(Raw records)
%%

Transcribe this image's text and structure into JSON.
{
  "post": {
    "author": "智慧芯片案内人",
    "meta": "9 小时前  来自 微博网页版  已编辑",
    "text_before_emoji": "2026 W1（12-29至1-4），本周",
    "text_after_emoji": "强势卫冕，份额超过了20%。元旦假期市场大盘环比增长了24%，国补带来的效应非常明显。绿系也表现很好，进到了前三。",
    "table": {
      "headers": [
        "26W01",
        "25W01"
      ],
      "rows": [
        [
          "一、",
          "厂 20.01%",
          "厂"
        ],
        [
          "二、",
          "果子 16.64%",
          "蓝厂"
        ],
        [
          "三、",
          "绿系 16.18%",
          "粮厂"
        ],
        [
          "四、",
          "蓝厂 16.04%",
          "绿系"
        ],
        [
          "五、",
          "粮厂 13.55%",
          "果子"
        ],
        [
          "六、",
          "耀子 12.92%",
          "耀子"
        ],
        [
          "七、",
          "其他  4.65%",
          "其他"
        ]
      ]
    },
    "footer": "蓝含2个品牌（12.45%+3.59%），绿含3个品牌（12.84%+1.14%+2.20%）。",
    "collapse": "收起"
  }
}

%%

◆ PROBLEM DETAILS: What do the records say? Quote them all exactly.

◆ RESULT:
Transcribe this image's text and structure into JSON.
{
  "post": {
    "author": "智慧芯片案内人",
    "meta": "9 小时前  来自 微博网页版  已编辑",
    "text_before_emoji": "2026 W1（12-29至1-4），本周",
    "text_after_emoji": "强势卫冕，份额超过了20%。元旦假期市场大盘环比增长了24%，国补带来的效应非常明显。绿系也表现很好，进到了前三。",
    "table": {
      "headers": [
        "26W01",
        "25W01"
      ],
      "rows": [
        [
          "一、",
          "厂 20.01%",
          "厂"
        ],
        [
          "二、",
          "果子 16.64%",
          "蓝厂"
        ],
        [
          "三、",
          "绿系 16.18%",
          "粮厂"
        ],
        [
          "四、",
          "蓝厂 16.04%",
          "绿系"
        ],
        [
          "五、",
          "粮厂 13.55%",
          "果子"
        ],
        [
          "六、",
          "耀子 12.92%",
          "耀子"
        ],
        [
          "七、",
          "其他  4.65%",
          "其他"
        ]
      ]
    },
    "footer": "蓝含2个品牌（12.45%+3.59%），绿含3个品牌（12.84%+1.14%+2.20%）。",
    "collapse": "收起"
  }
}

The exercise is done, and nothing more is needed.